Information supplied:
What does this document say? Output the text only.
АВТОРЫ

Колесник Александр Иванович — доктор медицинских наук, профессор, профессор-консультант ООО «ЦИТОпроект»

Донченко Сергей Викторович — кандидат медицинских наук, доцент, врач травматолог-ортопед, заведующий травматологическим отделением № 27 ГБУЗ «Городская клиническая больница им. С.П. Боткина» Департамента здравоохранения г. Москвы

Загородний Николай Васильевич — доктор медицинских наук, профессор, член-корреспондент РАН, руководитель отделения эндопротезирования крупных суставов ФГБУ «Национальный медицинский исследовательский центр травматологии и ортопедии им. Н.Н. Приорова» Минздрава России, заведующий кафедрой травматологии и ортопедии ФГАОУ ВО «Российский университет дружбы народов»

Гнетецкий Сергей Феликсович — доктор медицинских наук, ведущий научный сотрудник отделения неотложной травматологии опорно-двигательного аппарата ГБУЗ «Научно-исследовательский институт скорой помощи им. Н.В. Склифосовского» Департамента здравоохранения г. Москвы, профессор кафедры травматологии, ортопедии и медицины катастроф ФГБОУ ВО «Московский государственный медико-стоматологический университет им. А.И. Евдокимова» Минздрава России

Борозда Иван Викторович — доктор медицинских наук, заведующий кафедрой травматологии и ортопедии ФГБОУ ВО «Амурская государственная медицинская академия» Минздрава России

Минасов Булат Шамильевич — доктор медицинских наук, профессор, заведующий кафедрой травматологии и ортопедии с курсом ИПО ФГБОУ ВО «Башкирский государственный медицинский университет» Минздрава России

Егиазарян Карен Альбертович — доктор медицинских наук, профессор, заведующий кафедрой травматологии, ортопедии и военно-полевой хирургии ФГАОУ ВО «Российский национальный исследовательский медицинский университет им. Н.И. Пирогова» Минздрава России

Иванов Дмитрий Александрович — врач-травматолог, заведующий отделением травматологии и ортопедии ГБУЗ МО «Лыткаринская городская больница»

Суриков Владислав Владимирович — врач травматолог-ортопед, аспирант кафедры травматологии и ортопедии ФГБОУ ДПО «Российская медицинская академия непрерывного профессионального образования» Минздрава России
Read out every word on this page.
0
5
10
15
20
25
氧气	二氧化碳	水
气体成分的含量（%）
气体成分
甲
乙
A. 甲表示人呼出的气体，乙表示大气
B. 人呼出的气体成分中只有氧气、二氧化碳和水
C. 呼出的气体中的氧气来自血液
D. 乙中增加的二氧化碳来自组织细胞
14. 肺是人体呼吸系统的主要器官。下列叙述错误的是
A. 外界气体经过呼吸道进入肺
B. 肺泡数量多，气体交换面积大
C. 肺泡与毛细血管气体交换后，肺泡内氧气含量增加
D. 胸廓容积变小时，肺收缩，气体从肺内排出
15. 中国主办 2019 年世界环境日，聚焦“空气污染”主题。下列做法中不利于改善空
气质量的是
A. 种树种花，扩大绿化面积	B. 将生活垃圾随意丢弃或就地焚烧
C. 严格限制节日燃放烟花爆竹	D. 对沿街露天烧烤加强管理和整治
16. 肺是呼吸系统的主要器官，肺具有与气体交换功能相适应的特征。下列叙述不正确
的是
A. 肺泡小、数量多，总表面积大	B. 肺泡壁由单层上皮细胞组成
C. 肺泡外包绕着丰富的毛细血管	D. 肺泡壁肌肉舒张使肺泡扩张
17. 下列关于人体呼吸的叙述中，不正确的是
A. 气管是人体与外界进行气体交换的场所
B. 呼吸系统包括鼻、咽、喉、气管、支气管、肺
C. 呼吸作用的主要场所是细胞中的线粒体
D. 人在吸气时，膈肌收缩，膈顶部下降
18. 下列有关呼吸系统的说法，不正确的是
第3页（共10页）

Directions: Transcribe the whole listing exactly.

Response for this exercise:
What does this document say? Output the text only.
АВТОРЫ

Колесник Александр Иванович — доктор медицинских наук, профессор, профессор-консультант ООО «ЦИТОпроект»

Донченко Сергей Викторович — кандидат медицинских наук, доцент, врач травматолог-ортопед, заведующий травматологическим отделением № 27 ГБУЗ «Городская клиническая больница им. С.П. Боткина» Департамента здравоохранения г. Москвы

Загородний Николай Васильевич — доктор медицинских наук, профессор, член-корреспондент РАН, руководитель отделения эндопротезирования крупных суставов ФГБУ «Национальный медицинский исследовательский центр травматологии и ортопедии им. Н.Н. Приорова» Минздрава России, заведующий кафедрой травматологии и ортопедии ФГАОУ ВО «Российский университет дружбы народов»

Гнетецкий Сергей Феликсович — доктор медицинских наук, ведущий научный сотрудник отделения неотложной травматологии опорно-двигательного аппарата ГБУЗ «Научно-исследовательский институт скорой помощи им. Н.В. Склифосовского» Департамента здравоохранения г. Москвы, профессор кафедры травматологии, ортопедии и медицины катастроф ФГБОУ ВО «Московский государственный медико-стоматологический университет им. А.И. Евдокимова» Минздрава России

Борозда Иван Викторович — доктор медицинских наук, заведующий кафедрой травматологии и ортопедии ФГБОУ ВО «Амурская государственная медицинская академия» Минздрава России

Минасов Булат Шамильевич — доктор медицинских наук, профессор, заведующий кафедрой травматологии и ортопедии с курсом ИПО ФГБОУ ВО «Башкирский государственный медицинский университет» Минздрава России

Егиазарян Карен Альбертович — доктор медицинских наук, профессор, заведующий кафедрой травматологии, ортопедии и военно-полевой хирургии ФГАОУ ВО «Российский национальный исследовательский медицинский университет им. Н.И. Пирогова» Минздрава России

Иванов Дмитрий Александрович — врач-травматолог, заведующий отделением травматологии и ортопедии ГБУЗ МО «Лыткаринская городская больница»

Суриков Владислав Владимирович — врач травматолог-ортопед, аспирант кафедры травматологии и ортопедии ФГБОУ ДПО «Российская медицинская академия непрерывного профессионального образования» Минздрава России
Read out every word on this page.
0
5
10
15
20
25
氧气	二氧化碳	水
气体成分的含量（%）
气体成分
甲
乙
A. 甲表示人呼出的气体，乙表示大气
B. 人呼出的气体成分中只有氧气、二氧化碳和水
C. 呼出的气体中的氧气来自血液
D. 乙中增加的二氧化碳来自组织细胞
14. 肺是人体呼吸系统的主要器官。下列叙述错误的是
A. 外界气体经过呼吸道进入肺
B. 肺泡数量多，气体交换面积大
C. 肺泡与毛细血管气体交换后，肺泡内氧气含量增加
D. 胸廓容积变小时，肺收缩，气体从肺内排出
15. 中国主办 2019 年世界环境日，聚焦“空气污染”主题。下列做法中不利于改善空
气质量的是
A. 种树种花，扩大绿化面积	B. 将生活垃圾随意丢弃或就地焚烧
C. 严格限制节日燃放烟花爆竹	D. 对沿街露天烧烤加强管理和整治
16. 肺是呼吸系统的主要器官，肺具有与气体交换功能相适应的特征。下列叙述不正确
的是
A. 肺泡小、数量多，总表面积大	B. 肺泡壁由单层上皮细胞组成
C. 肺泡外包绕着丰富的毛细血管	D. 肺泡壁肌肉舒张使肺泡扩张
17. 下列关于人体呼吸的叙述中，不正确的是
A. 气管是人体与外界进行气体交换的场所
B. 呼吸系统包括鼻、咽、喉、气管、支气管、肺
C. 呼吸作用的主要场所是细胞中的线粒体
D. 人在吸气时，膈肌收缩，膈顶部下降
18. 下列有关呼吸系统的说法，不正确的是
第3页（共10页）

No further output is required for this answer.